* DOCUMENT EXCERPT
▬▬▬▬▬▬

Top Energy Consumers

Central Heating (30kW)

12480 kWh/year (59% of total)

£3057.60

Hot Water (immersion)

1560 kWh/year (7% of total)

£382.20

Fridge (continuous)

1310 kWh/year (6% of total)

£321.05

Freezer (continuous)

1310 kWh/year (6% of total)

£321.05

Hob

1248 kWh/year (6% of total)

£305.76

EV Charger (home)

1092 kWh/year (5% of total)

£267.54

Lighting (20 bulbs)

728 kWh/year (3% of total)

£178.36

Oven

416 kWh/year (2% of total)

£101.92

Typical Appliance Wattages

High Power (2000+W)

  • Oven: 2000W
  • Hob: 3000W
  • Tumble Dryer: 3000W
  • Shower (Electric): 8000W
  • EV Charger: 7000W

Medium Power (500-2000W)

  • Washing Machine: 2000W
  • Dishwasher: 1800W
  • Microwave: 1000W
  • Kettle: 3000W
  • Hair Dryer: 1800W

Low Power (under 500W)

  • TV: 100-120W
  • Computer: 200-400W
  • Laptop: 50-100W
  • Fridge: 150W
  • Freezer: 150W

Whole-House Energy in One List

This calculator runs a long appliance list at once: heating, hot water, oven, hob, white goods, electronics, lighting and EV charger. The defaults model a typical family home and produce an annual electricity figure of around £2,000 to £3,500 at 28p/kWh, depending on heating type. Each appliance has wattage and weekly hours; the maths is wattage divided by 1,000, multiplied by hours, multiplied by the unit rate.

▬▬▬▬▬▬

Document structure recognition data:
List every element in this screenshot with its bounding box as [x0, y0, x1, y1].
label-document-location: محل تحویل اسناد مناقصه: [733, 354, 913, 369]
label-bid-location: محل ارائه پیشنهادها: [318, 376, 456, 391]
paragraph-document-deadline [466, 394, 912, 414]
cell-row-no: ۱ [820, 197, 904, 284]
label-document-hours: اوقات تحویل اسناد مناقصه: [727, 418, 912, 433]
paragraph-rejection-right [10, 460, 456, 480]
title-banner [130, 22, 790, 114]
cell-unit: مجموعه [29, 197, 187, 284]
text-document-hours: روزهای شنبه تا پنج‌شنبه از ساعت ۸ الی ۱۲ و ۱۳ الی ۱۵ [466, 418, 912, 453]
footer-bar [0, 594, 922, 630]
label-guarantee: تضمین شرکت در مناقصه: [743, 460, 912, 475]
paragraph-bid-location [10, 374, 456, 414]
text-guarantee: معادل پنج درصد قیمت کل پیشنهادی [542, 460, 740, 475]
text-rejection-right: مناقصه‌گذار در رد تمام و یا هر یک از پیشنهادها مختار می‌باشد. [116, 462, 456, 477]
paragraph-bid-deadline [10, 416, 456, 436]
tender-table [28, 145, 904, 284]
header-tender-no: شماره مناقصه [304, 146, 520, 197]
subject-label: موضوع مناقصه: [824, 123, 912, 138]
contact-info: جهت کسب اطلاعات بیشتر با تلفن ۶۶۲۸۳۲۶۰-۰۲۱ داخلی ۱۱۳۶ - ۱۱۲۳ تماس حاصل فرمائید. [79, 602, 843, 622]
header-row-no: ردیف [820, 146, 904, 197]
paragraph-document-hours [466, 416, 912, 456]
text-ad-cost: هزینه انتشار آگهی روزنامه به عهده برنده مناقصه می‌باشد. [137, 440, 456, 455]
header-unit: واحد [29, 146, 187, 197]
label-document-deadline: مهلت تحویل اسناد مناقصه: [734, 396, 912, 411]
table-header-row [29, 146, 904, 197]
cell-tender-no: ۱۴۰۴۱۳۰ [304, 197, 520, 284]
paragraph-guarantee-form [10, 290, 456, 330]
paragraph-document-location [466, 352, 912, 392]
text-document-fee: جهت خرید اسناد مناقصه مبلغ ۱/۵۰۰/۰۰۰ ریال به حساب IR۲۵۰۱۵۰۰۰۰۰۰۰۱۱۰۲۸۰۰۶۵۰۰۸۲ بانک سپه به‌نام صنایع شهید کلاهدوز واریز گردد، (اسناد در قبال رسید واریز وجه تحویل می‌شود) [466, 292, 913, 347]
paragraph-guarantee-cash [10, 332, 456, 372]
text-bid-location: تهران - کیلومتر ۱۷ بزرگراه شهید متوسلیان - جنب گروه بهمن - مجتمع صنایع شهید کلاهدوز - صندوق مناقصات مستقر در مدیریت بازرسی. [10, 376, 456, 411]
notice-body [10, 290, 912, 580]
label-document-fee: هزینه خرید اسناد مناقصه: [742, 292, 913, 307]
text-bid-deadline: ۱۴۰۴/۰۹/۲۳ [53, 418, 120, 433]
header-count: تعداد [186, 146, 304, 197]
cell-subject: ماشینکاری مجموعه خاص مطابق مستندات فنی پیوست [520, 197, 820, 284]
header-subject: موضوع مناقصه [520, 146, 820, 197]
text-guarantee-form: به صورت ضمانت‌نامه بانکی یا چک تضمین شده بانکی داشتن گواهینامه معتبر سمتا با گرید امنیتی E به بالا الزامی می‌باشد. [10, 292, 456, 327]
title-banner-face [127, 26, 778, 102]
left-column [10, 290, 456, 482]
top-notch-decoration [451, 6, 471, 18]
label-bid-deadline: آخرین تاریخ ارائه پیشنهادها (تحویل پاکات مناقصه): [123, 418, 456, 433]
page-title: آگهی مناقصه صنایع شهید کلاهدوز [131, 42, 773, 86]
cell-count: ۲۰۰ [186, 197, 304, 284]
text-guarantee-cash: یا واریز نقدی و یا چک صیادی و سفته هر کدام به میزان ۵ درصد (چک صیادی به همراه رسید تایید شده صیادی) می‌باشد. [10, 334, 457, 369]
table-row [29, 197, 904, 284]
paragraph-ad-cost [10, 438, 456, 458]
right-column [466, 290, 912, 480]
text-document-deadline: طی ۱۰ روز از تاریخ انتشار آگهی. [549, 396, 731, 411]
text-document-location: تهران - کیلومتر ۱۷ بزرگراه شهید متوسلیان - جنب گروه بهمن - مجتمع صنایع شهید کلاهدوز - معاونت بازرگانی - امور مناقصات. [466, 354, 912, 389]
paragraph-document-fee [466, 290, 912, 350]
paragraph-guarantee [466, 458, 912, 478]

▬▬▬▬▬▬

* ABOUT THIS TASK
Rewrite the home energy text from "Whole-House Energy in" up to and including "the unit rate.", swapping "calculator" for "tool".

* EXPECTED OUTPUT
Whole-House Energy in One List

This tool runs a long appliance list at once: heating, hot water, oven, hob, white goods, electronics, lighting and EV charger. The defaults model a typical family home and produce an annual electricity figure of around £2,000 to £3,500 at 28p/kWh, depending on heating type. Each appliance has wattage and weekly hours; the maths is wattage divided by 1,000, multiplied by hours, multiplied by the unit rate.